## EXERCISE
Print the material word for word, from the line with "For every button, label, input, icon, or" to the line with "pi-bar bbox=[42, 332, 45, 372]", both included, and leave the pictures out.

## ENTRIES

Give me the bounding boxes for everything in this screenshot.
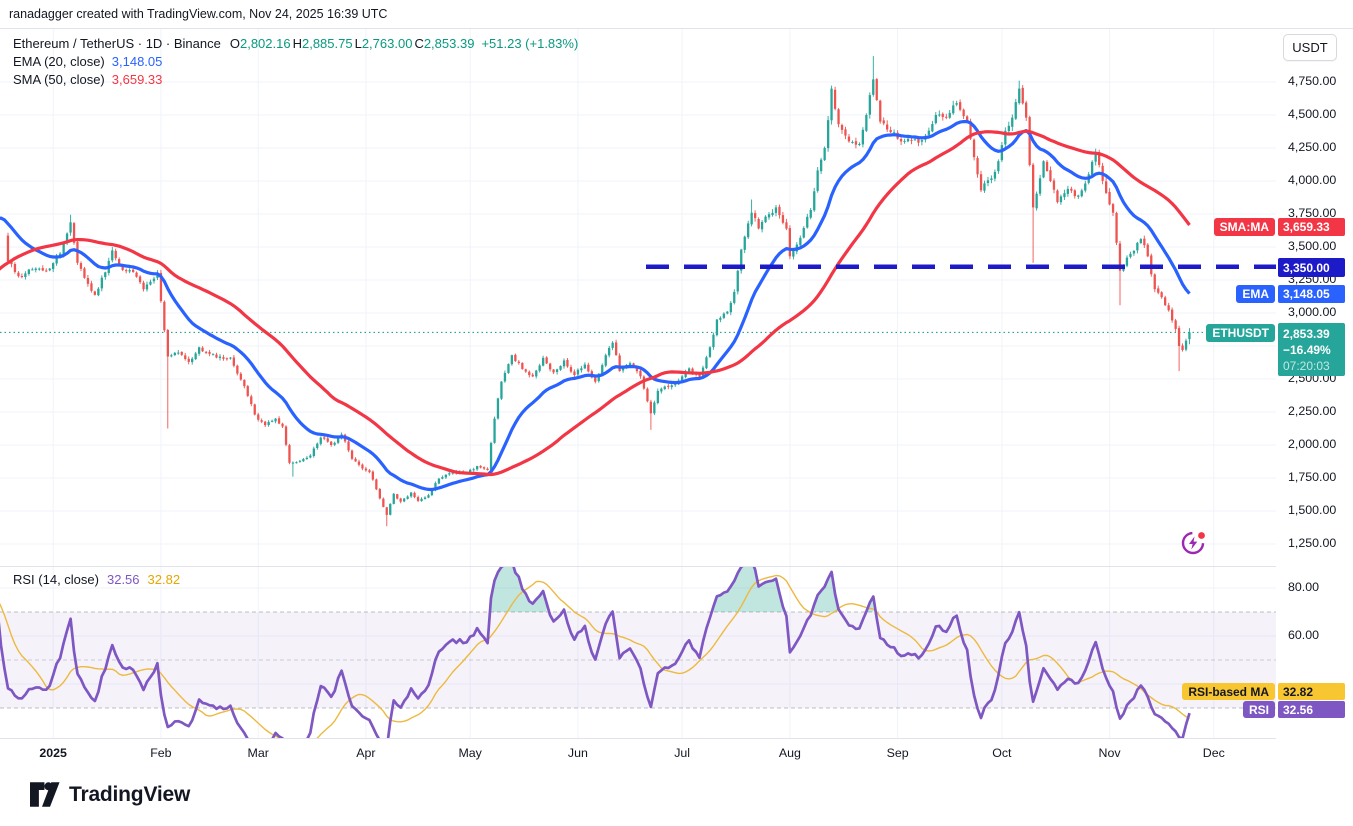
* * *
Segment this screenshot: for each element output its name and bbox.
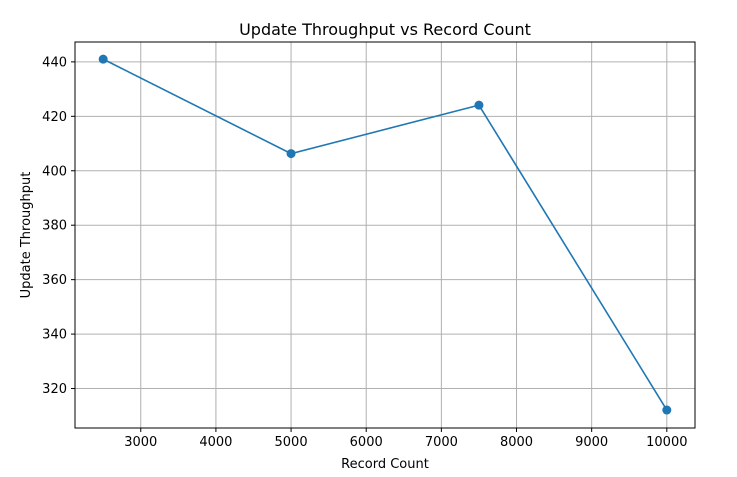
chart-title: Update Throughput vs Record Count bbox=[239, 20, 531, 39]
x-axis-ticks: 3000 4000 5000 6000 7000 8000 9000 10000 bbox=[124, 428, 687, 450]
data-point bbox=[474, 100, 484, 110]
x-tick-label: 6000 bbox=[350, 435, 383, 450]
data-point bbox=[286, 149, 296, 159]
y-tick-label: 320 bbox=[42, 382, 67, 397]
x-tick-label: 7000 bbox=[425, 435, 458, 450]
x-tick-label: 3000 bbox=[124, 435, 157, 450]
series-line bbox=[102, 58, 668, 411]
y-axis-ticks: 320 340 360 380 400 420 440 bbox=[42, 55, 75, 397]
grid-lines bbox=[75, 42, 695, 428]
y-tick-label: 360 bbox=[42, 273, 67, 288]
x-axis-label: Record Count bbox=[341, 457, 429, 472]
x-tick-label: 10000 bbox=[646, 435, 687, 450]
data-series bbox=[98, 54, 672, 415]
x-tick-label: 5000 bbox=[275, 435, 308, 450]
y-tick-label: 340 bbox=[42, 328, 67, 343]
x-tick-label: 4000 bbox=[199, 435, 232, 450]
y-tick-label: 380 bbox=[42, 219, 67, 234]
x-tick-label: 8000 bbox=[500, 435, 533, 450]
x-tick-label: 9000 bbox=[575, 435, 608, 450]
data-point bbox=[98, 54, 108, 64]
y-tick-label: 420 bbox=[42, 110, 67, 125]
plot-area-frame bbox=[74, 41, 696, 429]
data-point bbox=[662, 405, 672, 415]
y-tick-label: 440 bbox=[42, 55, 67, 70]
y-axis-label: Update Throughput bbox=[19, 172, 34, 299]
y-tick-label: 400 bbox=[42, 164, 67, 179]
...
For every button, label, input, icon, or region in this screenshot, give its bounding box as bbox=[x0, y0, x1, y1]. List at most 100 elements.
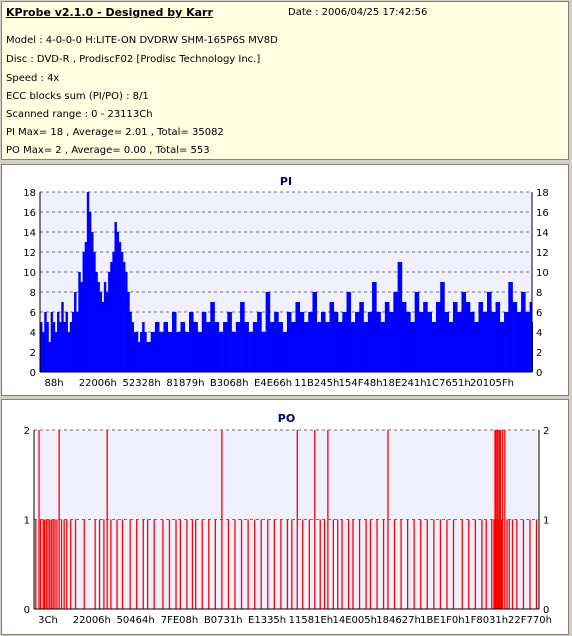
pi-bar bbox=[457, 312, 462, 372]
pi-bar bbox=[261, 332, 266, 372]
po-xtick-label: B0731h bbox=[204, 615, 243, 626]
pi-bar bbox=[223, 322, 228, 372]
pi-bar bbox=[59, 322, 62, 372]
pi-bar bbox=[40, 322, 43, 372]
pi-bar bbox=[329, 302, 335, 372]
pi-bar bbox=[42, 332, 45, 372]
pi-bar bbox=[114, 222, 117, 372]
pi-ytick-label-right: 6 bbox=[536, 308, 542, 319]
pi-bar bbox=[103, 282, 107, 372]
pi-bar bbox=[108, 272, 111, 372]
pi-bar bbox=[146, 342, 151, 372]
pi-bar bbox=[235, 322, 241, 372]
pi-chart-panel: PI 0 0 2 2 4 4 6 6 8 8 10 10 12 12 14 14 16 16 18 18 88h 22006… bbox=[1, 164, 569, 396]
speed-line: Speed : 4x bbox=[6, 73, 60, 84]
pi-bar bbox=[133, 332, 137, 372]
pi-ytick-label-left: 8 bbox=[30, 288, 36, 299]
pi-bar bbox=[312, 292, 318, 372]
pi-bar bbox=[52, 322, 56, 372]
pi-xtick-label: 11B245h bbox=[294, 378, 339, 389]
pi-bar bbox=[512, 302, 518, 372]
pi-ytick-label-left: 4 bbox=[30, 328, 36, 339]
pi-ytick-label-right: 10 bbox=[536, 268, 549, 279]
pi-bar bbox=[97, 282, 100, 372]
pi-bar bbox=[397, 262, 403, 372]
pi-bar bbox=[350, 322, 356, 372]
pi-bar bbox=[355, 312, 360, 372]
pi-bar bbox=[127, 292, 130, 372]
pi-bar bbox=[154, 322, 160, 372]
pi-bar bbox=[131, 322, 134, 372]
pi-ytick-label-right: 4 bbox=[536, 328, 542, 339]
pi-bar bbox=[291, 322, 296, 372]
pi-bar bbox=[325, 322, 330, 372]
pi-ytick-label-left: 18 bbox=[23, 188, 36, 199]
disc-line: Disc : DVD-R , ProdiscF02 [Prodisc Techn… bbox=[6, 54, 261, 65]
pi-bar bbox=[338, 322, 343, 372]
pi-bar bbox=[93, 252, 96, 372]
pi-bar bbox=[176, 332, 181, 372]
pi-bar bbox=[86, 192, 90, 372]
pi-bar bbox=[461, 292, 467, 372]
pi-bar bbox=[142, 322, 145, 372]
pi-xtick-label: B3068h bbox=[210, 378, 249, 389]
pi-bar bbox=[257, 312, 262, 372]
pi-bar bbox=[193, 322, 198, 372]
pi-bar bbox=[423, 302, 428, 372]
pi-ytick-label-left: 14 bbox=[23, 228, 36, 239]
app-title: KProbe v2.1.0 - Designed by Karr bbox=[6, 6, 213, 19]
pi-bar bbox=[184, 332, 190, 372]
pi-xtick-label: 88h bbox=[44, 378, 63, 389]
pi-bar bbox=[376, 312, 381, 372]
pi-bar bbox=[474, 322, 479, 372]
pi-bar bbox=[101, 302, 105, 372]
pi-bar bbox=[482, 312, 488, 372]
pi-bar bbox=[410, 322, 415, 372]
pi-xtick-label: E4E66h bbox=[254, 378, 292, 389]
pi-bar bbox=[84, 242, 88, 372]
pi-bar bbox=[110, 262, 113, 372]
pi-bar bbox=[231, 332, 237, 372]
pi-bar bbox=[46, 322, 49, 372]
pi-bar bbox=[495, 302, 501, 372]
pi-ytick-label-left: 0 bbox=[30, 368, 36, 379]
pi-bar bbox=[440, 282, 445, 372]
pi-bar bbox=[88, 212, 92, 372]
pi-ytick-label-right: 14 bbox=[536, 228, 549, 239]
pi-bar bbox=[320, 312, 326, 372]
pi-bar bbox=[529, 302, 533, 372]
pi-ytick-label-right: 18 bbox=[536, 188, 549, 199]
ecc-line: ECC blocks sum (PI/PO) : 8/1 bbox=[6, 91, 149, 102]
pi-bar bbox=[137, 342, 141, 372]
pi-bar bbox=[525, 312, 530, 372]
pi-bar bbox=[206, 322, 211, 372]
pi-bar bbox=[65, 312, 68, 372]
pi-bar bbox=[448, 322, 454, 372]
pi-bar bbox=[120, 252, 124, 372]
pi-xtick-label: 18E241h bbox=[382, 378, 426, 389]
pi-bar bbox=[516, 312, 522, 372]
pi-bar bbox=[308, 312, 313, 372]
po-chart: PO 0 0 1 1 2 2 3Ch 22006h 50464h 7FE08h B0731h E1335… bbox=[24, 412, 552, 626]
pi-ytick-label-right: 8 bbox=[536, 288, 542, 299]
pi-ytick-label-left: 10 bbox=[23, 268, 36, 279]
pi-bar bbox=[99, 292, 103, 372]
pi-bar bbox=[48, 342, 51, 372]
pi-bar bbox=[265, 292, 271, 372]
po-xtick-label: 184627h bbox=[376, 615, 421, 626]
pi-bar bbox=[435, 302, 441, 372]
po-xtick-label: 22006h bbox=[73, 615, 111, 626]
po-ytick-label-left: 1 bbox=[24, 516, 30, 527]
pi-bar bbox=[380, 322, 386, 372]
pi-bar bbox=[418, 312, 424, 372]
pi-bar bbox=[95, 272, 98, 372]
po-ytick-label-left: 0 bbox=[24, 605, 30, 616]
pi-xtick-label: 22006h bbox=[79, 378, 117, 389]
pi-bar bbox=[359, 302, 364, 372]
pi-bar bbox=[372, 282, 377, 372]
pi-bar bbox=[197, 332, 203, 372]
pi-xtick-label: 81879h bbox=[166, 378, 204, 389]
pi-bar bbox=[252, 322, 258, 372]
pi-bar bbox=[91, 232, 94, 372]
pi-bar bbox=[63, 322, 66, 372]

## WORKED ANSWER
For every button, label, input, icon, or region in this screenshot, give its bounding box as bbox=[x0, y0, x1, y1]. List at most 100 elements.
pi-bar bbox=[457, 312, 462, 372]
pi-bar bbox=[261, 332, 266, 372]
po-xtick-label: B0731h bbox=[204, 615, 243, 626]
pi-bar bbox=[223, 322, 228, 372]
pi-bar bbox=[59, 322, 62, 372]
pi-bar bbox=[40, 322, 43, 372]
pi-bar bbox=[329, 302, 335, 372]
pi-bar bbox=[42, 332, 45, 372]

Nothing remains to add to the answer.